**REQUIRED WORK:**
Wherever the string "Einheit" appears in the listing, copy that line.

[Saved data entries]
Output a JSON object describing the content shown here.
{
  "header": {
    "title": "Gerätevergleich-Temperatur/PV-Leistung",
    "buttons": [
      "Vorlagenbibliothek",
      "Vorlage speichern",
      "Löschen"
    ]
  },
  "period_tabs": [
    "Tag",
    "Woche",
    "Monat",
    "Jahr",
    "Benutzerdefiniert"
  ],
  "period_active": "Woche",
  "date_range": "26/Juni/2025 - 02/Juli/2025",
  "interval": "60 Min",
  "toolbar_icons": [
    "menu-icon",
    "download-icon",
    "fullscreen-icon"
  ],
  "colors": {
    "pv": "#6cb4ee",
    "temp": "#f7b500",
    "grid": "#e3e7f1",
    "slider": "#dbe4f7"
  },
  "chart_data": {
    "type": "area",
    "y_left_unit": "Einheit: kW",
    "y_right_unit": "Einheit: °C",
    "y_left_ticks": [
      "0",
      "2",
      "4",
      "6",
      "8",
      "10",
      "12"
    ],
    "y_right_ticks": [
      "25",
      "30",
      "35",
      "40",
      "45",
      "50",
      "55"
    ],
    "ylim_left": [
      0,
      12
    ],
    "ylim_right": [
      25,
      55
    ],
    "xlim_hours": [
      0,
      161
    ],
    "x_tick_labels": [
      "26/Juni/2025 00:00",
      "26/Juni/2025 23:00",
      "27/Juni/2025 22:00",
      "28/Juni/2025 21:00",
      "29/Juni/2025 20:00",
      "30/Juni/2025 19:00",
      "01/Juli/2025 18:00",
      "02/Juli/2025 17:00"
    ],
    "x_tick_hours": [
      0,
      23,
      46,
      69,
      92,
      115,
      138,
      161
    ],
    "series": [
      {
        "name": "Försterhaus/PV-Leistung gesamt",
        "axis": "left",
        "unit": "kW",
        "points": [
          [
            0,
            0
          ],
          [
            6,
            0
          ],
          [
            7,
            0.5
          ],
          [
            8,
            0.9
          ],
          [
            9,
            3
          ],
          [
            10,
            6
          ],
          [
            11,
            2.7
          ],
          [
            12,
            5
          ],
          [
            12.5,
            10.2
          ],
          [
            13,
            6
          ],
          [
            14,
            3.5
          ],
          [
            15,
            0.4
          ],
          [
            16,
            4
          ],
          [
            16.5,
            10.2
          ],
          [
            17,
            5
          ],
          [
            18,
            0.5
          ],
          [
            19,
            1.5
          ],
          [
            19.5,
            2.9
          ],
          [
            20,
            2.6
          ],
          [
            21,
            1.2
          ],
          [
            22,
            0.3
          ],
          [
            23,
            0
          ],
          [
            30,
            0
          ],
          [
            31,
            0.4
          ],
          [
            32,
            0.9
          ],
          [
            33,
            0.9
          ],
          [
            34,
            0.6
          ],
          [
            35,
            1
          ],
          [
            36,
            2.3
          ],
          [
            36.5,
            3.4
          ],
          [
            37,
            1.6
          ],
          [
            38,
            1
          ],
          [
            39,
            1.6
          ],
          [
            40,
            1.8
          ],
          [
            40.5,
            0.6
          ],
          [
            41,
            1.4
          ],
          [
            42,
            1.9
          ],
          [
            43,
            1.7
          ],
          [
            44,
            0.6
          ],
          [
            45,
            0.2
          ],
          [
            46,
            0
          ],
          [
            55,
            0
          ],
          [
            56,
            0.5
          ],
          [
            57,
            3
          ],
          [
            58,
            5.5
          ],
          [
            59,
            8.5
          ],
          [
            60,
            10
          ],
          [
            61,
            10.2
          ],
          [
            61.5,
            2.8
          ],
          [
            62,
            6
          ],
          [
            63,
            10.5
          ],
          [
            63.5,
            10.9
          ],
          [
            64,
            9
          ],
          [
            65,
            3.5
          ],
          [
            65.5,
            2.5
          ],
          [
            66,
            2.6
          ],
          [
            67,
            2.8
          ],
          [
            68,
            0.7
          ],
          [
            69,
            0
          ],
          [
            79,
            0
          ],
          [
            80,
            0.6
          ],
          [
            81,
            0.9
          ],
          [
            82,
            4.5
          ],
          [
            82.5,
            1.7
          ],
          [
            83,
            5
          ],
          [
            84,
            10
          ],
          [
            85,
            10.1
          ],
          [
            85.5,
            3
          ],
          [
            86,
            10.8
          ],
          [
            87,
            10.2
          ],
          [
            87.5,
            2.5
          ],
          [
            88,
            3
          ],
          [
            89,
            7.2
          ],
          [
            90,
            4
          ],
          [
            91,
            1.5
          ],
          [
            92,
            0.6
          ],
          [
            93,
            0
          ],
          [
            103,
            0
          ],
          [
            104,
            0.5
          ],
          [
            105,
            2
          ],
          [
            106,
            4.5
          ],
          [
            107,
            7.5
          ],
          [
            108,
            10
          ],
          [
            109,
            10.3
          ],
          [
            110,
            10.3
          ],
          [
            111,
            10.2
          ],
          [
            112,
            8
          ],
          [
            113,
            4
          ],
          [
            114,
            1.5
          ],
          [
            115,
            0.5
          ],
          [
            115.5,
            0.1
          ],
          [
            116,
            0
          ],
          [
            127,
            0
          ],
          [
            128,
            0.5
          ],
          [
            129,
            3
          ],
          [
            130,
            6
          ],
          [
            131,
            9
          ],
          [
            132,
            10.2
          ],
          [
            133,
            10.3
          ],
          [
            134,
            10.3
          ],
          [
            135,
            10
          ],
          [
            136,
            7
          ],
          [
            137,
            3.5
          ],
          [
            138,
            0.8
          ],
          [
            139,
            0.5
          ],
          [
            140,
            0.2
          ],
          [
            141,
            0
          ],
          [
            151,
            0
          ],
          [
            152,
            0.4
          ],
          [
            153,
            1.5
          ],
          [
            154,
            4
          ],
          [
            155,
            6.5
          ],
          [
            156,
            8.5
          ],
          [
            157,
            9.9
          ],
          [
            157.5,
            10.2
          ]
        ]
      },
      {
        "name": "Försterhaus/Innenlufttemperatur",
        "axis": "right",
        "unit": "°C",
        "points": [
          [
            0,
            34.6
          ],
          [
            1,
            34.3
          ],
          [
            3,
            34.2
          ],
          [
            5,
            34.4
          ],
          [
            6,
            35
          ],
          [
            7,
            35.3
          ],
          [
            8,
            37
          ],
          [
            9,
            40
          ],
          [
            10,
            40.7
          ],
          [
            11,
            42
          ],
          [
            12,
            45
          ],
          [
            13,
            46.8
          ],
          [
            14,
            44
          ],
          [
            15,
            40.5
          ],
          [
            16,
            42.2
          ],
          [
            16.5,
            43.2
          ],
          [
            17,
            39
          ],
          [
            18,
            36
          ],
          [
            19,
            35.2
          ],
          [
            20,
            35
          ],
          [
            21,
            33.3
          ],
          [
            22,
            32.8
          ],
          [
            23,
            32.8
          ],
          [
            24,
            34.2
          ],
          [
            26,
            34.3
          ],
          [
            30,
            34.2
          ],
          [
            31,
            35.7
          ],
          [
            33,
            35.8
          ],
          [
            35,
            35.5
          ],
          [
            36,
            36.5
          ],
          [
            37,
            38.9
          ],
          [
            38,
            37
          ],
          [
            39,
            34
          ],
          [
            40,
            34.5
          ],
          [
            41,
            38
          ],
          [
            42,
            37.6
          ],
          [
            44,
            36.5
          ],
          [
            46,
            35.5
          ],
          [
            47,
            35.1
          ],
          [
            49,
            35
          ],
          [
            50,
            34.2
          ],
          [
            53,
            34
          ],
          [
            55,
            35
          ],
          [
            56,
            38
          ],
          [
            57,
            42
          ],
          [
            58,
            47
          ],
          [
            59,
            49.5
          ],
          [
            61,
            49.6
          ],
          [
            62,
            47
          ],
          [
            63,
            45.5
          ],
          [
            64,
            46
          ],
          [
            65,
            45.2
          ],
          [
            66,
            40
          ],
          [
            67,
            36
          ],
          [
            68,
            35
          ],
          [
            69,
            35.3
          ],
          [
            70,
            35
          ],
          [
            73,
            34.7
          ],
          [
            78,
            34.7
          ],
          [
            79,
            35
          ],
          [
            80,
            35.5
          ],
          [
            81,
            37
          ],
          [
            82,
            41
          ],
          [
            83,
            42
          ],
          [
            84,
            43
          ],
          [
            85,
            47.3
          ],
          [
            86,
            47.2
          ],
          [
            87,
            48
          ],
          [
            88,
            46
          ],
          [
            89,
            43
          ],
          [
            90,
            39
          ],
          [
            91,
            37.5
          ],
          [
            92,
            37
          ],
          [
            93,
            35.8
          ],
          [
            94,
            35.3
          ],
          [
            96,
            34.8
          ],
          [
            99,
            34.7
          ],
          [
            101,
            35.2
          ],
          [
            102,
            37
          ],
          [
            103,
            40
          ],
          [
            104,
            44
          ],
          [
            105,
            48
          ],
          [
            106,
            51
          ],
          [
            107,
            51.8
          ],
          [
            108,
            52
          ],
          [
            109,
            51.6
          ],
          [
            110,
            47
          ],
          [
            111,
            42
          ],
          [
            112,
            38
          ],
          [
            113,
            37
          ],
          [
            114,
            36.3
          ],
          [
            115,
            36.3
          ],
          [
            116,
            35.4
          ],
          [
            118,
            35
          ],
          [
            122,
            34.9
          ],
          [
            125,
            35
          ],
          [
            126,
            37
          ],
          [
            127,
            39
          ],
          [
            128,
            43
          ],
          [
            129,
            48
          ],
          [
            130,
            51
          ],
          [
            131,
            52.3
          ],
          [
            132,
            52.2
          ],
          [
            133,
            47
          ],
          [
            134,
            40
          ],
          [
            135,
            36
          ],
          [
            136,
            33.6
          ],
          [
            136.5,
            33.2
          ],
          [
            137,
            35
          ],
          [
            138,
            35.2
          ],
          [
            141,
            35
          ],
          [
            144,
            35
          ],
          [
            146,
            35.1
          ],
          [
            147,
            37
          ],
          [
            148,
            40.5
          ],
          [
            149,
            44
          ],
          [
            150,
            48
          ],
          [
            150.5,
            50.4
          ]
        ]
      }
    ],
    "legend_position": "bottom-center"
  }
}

**WRITTEN RESPONSE:**
    "y_left_unit": "Einheit: kW",
    "y_right_unit": "Einheit: °C",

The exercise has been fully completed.